Task objective: Reproduce the data that follows in its entirety, character for character.

Records from a dataset:
* * *
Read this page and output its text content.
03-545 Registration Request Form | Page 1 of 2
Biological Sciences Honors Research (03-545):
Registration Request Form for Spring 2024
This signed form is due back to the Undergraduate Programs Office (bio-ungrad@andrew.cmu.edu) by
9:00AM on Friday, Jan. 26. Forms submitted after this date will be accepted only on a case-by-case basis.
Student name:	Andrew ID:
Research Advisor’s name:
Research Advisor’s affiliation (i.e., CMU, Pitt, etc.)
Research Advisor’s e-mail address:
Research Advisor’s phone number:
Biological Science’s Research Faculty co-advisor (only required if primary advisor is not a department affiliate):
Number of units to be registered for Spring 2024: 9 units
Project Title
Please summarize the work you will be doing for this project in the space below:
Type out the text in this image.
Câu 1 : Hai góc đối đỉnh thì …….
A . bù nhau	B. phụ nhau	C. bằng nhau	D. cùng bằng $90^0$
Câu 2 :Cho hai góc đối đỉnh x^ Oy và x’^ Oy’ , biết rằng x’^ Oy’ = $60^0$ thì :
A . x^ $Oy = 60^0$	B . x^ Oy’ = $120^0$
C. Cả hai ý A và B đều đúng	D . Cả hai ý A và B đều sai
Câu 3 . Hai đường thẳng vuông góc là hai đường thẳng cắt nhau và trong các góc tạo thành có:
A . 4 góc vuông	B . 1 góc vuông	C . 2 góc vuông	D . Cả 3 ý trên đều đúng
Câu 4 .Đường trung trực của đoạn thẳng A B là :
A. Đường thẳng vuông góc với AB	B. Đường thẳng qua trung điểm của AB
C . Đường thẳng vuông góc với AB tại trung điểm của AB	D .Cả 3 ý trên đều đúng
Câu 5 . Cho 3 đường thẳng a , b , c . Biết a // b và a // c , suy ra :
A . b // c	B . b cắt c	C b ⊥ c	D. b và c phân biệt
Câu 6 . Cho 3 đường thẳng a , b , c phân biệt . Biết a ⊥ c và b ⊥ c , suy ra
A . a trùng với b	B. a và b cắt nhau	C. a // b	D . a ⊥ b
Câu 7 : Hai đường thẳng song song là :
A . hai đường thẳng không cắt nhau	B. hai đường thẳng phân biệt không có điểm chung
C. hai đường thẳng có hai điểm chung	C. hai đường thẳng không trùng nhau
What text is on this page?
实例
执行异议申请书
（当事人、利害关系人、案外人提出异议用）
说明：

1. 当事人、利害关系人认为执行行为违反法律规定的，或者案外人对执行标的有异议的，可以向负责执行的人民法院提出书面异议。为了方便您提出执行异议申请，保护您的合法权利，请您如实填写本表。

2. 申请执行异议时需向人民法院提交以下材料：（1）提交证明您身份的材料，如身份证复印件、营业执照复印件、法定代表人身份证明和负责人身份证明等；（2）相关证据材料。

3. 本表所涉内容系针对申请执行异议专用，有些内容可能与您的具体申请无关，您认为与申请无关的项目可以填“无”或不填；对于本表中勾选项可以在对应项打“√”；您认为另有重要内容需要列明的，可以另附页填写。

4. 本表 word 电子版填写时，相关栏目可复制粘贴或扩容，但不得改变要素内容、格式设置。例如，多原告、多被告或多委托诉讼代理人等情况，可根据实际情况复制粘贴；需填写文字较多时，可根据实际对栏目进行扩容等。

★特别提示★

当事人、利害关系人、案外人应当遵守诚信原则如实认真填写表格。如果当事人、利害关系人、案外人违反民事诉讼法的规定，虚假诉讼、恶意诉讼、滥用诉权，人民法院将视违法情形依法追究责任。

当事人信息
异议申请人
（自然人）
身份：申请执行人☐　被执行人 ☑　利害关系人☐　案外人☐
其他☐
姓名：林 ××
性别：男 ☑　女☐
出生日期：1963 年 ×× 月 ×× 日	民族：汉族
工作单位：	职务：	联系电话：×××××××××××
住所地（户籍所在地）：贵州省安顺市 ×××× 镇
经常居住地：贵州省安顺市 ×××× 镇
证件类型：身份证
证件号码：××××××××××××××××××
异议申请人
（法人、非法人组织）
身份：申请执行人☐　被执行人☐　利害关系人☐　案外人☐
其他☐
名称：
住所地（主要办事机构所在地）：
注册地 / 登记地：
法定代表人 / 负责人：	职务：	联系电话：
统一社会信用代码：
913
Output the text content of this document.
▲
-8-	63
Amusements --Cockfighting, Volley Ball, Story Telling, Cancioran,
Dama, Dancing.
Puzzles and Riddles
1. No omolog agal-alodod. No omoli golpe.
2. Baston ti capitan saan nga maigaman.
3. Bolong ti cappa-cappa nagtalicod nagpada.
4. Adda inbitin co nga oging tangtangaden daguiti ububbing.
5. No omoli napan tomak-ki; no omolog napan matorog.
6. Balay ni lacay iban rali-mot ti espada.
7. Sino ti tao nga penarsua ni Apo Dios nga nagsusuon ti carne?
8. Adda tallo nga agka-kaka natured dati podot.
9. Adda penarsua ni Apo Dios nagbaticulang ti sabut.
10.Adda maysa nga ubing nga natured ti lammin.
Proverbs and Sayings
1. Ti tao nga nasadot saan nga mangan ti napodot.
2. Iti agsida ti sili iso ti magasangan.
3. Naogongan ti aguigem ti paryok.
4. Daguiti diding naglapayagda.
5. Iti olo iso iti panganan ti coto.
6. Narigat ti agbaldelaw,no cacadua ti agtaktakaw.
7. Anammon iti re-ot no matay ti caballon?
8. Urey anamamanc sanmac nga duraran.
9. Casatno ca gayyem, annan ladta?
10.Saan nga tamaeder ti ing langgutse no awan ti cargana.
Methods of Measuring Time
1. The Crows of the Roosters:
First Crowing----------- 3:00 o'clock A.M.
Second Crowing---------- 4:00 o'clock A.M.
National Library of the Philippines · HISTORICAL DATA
* * *
Worked solution:
Read this page and output its text content.
03-545 Registration Request Form | Page 1 of 2
Biological Sciences Honors Research (03-545):
Registration Request Form for Spring 2024
This signed form is due back to the Undergraduate Programs Office (bio-ungrad@andrew.cmu.edu) by
9:00AM on Friday, Jan. 26. Forms submitted after this date will be accepted only on a case-by-case basis.
Student name:	Andrew ID:
Research Advisor’s name:
Research Advisor’s affiliation (i.e., CMU, Pitt, etc.)
Research Advisor’s e-mail address:
Research Advisor’s phone number:
Biological Science’s Research Faculty co-advisor (only required if primary advisor is not a department affiliate):
Number of units to be registered for Spring 2024: 9 units
Project Title
Please summarize the work you will be doing for this project in the space below:
Type out the text in this image.
Câu 1 : Hai góc đối đỉnh thì …….
A . bù nhau	B. phụ nhau	C. bằng nhau	D. cùng bằng $90^0$
Câu 2 :Cho hai góc đối đỉnh x^ Oy và x’^ Oy’ , biết rằng x’^ Oy’ = $60^0$ thì :
A . x^ $Oy = 60^0$	B . x^ Oy’ = $120^0$
C. Cả hai ý A và B đều đúng	D . Cả hai ý A và B đều sai
Câu 3 . Hai đường thẳng vuông góc là hai đường thẳng cắt nhau và trong các góc tạo thành có:
A . 4 góc vuông	B . 1 góc vuông	C . 2 góc vuông	D . Cả 3 ý trên đều đúng
Câu 4 .Đường trung trực của đoạn thẳng A B là :
A. Đường thẳng vuông góc với AB	B. Đường thẳng qua trung điểm của AB
C . Đường thẳng vuông góc với AB tại trung điểm của AB	D .Cả 3 ý trên đều đúng
Câu 5 . Cho 3 đường thẳng a , b , c . Biết a // b và a // c , suy ra :
A . b // c	B . b cắt c	C b ⊥ c	D. b và c phân biệt
Câu 6 . Cho 3 đường thẳng a , b , c phân biệt . Biết a ⊥ c và b ⊥ c , suy ra
A . a trùng với b	B. a và b cắt nhau	C. a // b	D . a ⊥ b
Câu 7 : Hai đường thẳng song song là :
A . hai đường thẳng không cắt nhau	B. hai đường thẳng phân biệt không có điểm chung
C. hai đường thẳng có hai điểm chung	C. hai đường thẳng không trùng nhau
What text is on this page?
实例
执行异议申请书
（当事人、利害关系人、案外人提出异议用）
说明：

1. 当事人、利害关系人认为执行行为违反法律规定的，或者案外人对执行标的有异议的，可以向负责执行的人民法院提出书面异议。为了方便您提出执行异议申请，保护您的合法权利，请您如实填写本表。

2. 申请执行异议时需向人民法院提交以下材料：（1）提交证明您身份的材料，如身份证复印件、营业执照复印件、法定代表人身份证明和负责人身份证明等；（2）相关证据材料。

3. 本表所涉内容系针对申请执行异议专用，有些内容可能与您的具体申请无关，您认为与申请无关的项目可以填“无”或不填；对于本表中勾选项可以在对应项打“√”；您认为另有重要内容需要列明的，可以另附页填写。

4. 本表 word 电子版填写时，相关栏目可复制粘贴或扩容，但不得改变要素内容、格式设置。例如，多原告、多被告或多委托诉讼代理人等情况，可根据实际情况复制粘贴；需填写文字较多时，可根据实际对栏目进行扩容等。

★特别提示★

当事人、利害关系人、案外人应当遵守诚信原则如实认真填写表格。如果当事人、利害关系人、案外人违反民事诉讼法的规定，虚假诉讼、恶意诉讼、滥用诉权，人民法院将视违法情形依法追究责任。

当事人信息
异议申请人
（自然人）
身份：申请执行人☐　被执行人 ☑　利害关系人☐　案外人☐
其他☐
姓名：林 ××
性别：男 ☑　女☐
出生日期：1963 年 ×× 月 ×× 日	民族：汉族
工作单位：	职务：	联系电话：×××××××××××
住所地（户籍所在地）：贵州省安顺市 ×××× 镇
经常居住地：贵州省安顺市 ×××× 镇
证件类型：身份证
证件号码：××××××××××××××××××
异议申请人
（法人、非法人组织）
身份：申请执行人☐　被执行人☐　利害关系人☐　案外人☐
其他☐
名称：
住所地（主要办事机构所在地）：
注册地 / 登记地：
法定代表人 / 负责人：	职务：	联系电话：
统一社会信用代码：
913
Output the text content of this document.
▲
-8-	63
Amusements --Cockfighting, Volley Ball, Story Telling, Cancioran,
Dama, Dancing.
Puzzles and Riddles
1. No omolog agal-alodod. No omoli golpe.
2. Baston ti capitan saan nga maigaman.
3. Bolong ti cappa-cappa nagtalicod nagpada.
4. Adda inbitin co nga oging tangtangaden daguiti ububbing.
5. No omoli napan tomak-ki; no omolog napan matorog.
6. Balay ni lacay iban rali-mot ti espada.
7. Sino ti tao nga penarsua ni Apo Dios nga nagsusuon ti carne?
8. Adda tallo nga agka-kaka natured dati podot.
9. Adda penarsua ni Apo Dios nagbaticulang ti sabut.
10.Adda maysa nga ubing nga natured ti lammin.
Proverbs and Sayings
1. Ti tao nga nasadot saan nga mangan ti napodot.
2. Iti agsida ti sili iso ti magasangan.
3. Naogongan ti aguigem ti paryok.
4. Daguiti diding naglapayagda.
5. Iti olo iso iti panganan ti coto.
6. Narigat ti agbaldelaw,no cacadua ti agtaktakaw.
7. Anammon iti re-ot no matay ti caballon?
8. Urey anamamanc sanmac nga duraran.
9. Casatno ca gayyem, annan ladta?
10.Saan nga tamaeder ti ing langgutse no awan ti cargana.
Methods of Measuring Time
1. The Crows of the Roosters:
First Crowing----------- 3:00 o'clock A.M.
Second Crowing---------- 4:00 o'clock A.M.
National Library of the Philippines · HISTORICAL DATA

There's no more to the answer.